═════ Input records

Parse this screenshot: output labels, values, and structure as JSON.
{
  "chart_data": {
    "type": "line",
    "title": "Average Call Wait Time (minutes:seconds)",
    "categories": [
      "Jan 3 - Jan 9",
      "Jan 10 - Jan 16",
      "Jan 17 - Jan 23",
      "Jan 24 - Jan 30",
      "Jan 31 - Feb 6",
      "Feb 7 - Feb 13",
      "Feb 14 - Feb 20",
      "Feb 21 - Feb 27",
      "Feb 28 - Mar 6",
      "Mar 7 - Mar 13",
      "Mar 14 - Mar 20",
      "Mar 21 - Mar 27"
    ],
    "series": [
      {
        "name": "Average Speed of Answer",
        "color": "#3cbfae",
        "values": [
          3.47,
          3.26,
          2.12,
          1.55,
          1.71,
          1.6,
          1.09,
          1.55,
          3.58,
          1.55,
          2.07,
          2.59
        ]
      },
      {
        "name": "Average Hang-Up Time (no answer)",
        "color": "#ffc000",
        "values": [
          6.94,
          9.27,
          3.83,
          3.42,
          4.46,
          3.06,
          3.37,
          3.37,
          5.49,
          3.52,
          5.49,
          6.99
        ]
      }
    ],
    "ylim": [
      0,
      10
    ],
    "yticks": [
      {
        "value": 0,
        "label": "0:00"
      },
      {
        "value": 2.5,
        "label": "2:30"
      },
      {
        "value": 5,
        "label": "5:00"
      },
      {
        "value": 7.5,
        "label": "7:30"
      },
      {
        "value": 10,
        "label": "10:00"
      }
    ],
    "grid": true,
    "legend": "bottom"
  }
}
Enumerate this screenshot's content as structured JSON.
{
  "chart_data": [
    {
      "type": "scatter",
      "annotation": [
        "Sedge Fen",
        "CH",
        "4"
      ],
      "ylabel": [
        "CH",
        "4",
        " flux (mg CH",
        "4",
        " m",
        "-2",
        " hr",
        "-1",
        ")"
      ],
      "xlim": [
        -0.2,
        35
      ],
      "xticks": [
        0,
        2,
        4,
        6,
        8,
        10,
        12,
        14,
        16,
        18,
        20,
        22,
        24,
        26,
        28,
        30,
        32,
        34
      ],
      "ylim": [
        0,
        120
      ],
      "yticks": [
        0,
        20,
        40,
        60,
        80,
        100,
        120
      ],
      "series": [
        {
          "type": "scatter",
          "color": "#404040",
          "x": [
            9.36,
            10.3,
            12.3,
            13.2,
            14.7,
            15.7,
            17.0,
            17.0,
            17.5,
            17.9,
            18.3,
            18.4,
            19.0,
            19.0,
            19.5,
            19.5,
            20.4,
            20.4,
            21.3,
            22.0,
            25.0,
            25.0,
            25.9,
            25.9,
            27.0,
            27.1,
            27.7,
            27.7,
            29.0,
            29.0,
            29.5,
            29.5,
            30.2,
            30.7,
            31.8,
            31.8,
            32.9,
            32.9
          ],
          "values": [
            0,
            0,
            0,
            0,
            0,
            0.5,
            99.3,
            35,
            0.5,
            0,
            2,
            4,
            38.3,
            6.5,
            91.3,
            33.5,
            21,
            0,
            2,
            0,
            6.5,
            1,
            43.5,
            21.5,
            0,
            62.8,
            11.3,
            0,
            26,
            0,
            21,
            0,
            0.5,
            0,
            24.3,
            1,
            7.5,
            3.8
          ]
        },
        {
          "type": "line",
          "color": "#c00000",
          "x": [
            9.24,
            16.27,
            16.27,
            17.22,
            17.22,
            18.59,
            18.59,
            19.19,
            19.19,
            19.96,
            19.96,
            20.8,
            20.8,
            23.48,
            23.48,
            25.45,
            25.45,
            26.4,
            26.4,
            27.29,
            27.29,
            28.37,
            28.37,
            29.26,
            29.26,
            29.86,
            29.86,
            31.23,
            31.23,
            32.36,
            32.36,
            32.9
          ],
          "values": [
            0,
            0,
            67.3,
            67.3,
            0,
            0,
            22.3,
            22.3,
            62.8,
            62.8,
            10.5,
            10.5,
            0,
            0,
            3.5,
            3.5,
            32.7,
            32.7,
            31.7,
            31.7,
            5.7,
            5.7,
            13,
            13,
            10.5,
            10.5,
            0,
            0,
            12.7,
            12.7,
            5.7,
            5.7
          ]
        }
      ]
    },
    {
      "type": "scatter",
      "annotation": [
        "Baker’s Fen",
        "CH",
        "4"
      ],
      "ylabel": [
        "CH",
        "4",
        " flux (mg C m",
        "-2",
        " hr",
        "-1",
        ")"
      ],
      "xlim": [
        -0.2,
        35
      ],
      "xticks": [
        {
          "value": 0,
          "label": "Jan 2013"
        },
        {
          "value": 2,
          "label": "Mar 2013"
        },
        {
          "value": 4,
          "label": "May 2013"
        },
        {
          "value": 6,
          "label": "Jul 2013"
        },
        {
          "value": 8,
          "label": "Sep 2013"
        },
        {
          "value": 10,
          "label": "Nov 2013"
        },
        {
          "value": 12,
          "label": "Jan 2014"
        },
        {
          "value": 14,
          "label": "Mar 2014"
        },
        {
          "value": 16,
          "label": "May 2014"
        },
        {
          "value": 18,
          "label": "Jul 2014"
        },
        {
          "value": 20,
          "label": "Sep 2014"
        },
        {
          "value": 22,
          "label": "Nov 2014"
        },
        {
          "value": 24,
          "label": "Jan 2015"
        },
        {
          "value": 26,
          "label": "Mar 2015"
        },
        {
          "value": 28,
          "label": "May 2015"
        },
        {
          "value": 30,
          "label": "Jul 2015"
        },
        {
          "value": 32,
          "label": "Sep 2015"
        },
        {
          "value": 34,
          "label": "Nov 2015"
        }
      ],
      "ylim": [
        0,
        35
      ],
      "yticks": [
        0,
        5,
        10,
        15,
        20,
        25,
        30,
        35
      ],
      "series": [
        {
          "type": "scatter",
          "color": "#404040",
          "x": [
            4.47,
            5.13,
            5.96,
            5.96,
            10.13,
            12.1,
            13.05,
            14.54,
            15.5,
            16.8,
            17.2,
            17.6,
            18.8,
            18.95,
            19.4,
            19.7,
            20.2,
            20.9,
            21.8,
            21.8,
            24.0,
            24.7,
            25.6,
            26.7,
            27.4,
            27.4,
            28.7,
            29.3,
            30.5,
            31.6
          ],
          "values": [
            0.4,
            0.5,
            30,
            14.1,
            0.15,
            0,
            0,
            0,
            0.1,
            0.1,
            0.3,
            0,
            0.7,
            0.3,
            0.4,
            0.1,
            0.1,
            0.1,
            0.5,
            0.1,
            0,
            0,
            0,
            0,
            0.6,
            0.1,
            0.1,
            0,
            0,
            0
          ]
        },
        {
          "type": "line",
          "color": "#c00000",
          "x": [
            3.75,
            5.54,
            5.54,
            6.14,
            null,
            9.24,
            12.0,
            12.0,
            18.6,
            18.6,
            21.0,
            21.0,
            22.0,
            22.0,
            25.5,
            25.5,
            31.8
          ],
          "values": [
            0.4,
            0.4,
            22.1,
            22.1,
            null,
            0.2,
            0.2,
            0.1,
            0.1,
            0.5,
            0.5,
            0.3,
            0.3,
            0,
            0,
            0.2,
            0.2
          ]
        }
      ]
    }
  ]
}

══════════

→ **Short problem**
Copy out each record, keeping every word as it is.

→ **Finished task**
Parse this screenshot: output labels, values, and structure as JSON.
{
  "chart_data": {
    "type": "line",
    "title": "Average Call Wait Time (minutes:seconds)",
    "categories": [
      "Jan 3 - Jan 9",
      "Jan 10 - Jan 16",
      "Jan 17 - Jan 23",
      "Jan 24 - Jan 30",
      "Jan 31 - Feb 6",
      "Feb 7 - Feb 13",
      "Feb 14 - Feb 20",
      "Feb 21 - Feb 27",
      "Feb 28 - Mar 6",
      "Mar 7 - Mar 13",
      "Mar 14 - Mar 20",
      "Mar 21 - Mar 27"
    ],
    "series": [
      {
        "name": "Average Speed of Answer",
        "color": "#3cbfae",
        "values": [
          3.47,
          3.26,
          2.12,
          1.55,
          1.71,
          1.6,
          1.09,
          1.55,
          3.58,
          1.55,
          2.07,
          2.59
        ]
      },
      {
        "name": "Average Hang-Up Time (no answer)",
        "color": "#ffc000",
        "values": [
          6.94,
          9.27,
          3.83,
          3.42,
          4.46,
          3.06,
          3.37,
          3.37,
          5.49,
          3.52,
          5.49,
          6.99
        ]
      }
    ],
    "ylim": [
      0,
      10
    ],
    "yticks": [
      {
        "value": 0,
        "label": "0:00"
      },
      {
        "value": 2.5,
        "label": "2:30"
      },
      {
        "value": 5,
        "label": "5:00"
      },
      {
        "value": 7.5,
        "label": "7:30"
      },
      {
        "value": 10,
        "label": "10:00"
      }
    ],
    "grid": true,
    "legend": "bottom"
  }
}
Enumerate this screenshot's content as structured JSON.
{
  "chart_data": [
    {
      "type": "scatter",
      "annotation": [
        "Sedge Fen",
        "CH",
        "4"
      ],
      "ylabel": [
        "CH",
        "4",
        " flux (mg CH",
        "4",
        " m",
        "-2",
        " hr",
        "-1",
        ")"
      ],
      "xlim": [
        -0.2,
        35
      ],
      "xticks": [
        0,
        2,
        4,
        6,
        8,
        10,
        12,
        14,
        16,
        18,
        20,
        22,
        24,
        26,
        28,
        30,
        32,
        34
      ],
      "ylim": [
        0,
        120
      ],
      "yticks": [
        0,
        20,
        40,
        60,
        80,
        100,
        120
      ],
      "series": [
        {
          "type": "scatter",
          "color": "#404040",
          "x": [
            9.36,
            10.3,
            12.3,
            13.2,
            14.7,
            15.7,
            17.0,
            17.0,
            17.5,
            17.9,
            18.3,
            18.4,
            19.0,
            19.0,
            19.5,
            19.5,
            20.4,
            20.4,
            21.3,
            22.0,
            25.0,
            25.0,
            25.9,
            25.9,
            27.0,
            27.1,
            27.7,
            27.7,
            29.0,
            29.0,
            29.5,
            29.5,
            30.2,
            30.7,
            31.8,
            31.8,
            32.9,
            32.9
          ],
          "values": [
            0,
            0,
            0,
            0,
            0,
            0.5,
            99.3,
            35,
            0.5,
            0,
            2,
            4,
            38.3,
            6.5,
            91.3,
            33.5,
            21,
            0,
            2,
            0,
            6.5,
            1,
            43.5,
            21.5,
            0,
            62.8,
            11.3,
            0,
            26,
            0,
            21,
            0,
            0.5,
            0,
            24.3,
            1,
            7.5,
            3.8
          ]
        },
        {
          "type": "line",
          "color": "#c00000",
          "x": [
            9.24,
            16.27,
            16.27,
            17.22,
            17.22,
            18.59,
            18.59,
            19.19,
            19.19,
            19.96,
            19.96,
            20.8,
            20.8,
            23.48,
            23.48,
            25.45,
            25.45,
            26.4,
            26.4,
            27.29,
            27.29,
            28.37,
            28.37,
            29.26,
            29.26,
            29.86,
            29.86,
            31.23,
            31.23,
            32.36,
            32.36,
            32.9
          ],
          "values": [
            0,
            0,
            67.3,
            67.3,
            0,
            0,
            22.3,
            22.3,
            62.8,
            62.8,
            10.5,
            10.5,
            0,
            0,
            3.5,
            3.5,
            32.7,
            32.7,
            31.7,
            31.7,
            5.7,
            5.7,
            13,
            13,
            10.5,
            10.5,
            0,
            0,
            12.7,
            12.7,
            5.7,
            5.7
          ]
        }
      ]
    },
    {
      "type": "scatter",
      "annotation": [
        "Baker’s Fen",
        "CH",
        "4"
      ],
      "ylabel": [
        "CH",
        "4",
        " flux (mg C m",
        "-2",
        " hr",
        "-1",
        ")"
      ],
      "xlim": [
        -0.2,
        35
      ],
      "xticks": [
        {
          "value": 0,
          "label": "Jan 2013"
        },
        {
          "value": 2,
          "label": "Mar 2013"
        },
        {
          "value": 4,
          "label": "May 2013"
        },
        {
          "value": 6,
          "label": "Jul 2013"
        },
        {
          "value": 8,
          "label": "Sep 2013"
        },
        {
          "value": 10,
          "label": "Nov 2013"
        },
        {
          "value": 12,
          "label": "Jan 2014"
        },
        {
          "value": 14,
          "label": "Mar 2014"
        },
        {
          "value": 16,
          "label": "May 2014"
        },
        {
          "value": 18,
          "label": "Jul 2014"
        },
        {
          "value": 20,
          "label": "Sep 2014"
        },
        {
          "value": 22,
          "label": "Nov 2014"
        },
        {
          "value": 24,
          "label": "Jan 2015"
        },
        {
          "value": 26,
          "label": "Mar 2015"
        },
        {
          "value": 28,
          "label": "May 2015"
        },
        {
          "value": 30,
          "label": "Jul 2015"
        },
        {
          "value": 32,
          "label": "Sep 2015"
        },
        {
          "value": 34,
          "label": "Nov 2015"
        }
      ],
      "ylim": [
        0,
        35
      ],
      "yticks": [
        0,
        5,
        10,
        15,
        20,
        25,
        30,
        35
      ],
      "series": [
        {
          "type": "scatter",
          "color": "#404040",
          "x": [
            4.47,
            5.13,
            5.96,
            5.96,
            10.13,
            12.1,
            13.05,
            14.54,
            15.5,
            16.8,
            17.2,
            17.6,
            18.8,
            18.95,
            19.4,
            19.7,
            20.2,
            20.9,
            21.8,
            21.8,
            24.0,
            24.7,
            25.6,
            26.7,
            27.4,
            27.4,
            28.7,
            29.3,
            30.5,
            31.6
          ],
          "values": [
            0.4,
            0.5,
            30,
            14.1,
            0.15,
            0,
            0,
            0,
            0.1,
            0.1,
            0.3,
            0,
            0.7,
            0.3,
            0.4,
            0.1,
            0.1,
            0.1,
            0.5,
            0.1,
            0,
            0,
            0,
            0,
            0.6,
            0.1,
            0.1,
            0,
            0,
            0
          ]
        },
        {
          "type": "line",
          "color": "#c00000",
          "x": [
            3.75,
            5.54,
            5.54,
            6.14,
            null,
            9.24,
            12.0,
            12.0,
            18.6,
            18.6,
            21.0,
            21.0,
            22.0,
            22.0,
            25.5,
            25.5,
            31.8
          ],
          "values": [
            0.4,
            0.4,
            22.1,
            22.1,
            null,
            0.2,
            0.2,
            0.1,
            0.1,
            0.5,
            0.5,
            0.3,
            0.3,
            0,
            0,
            0.2,
            0.2
          ]
        }
      ]
    }
  ]
}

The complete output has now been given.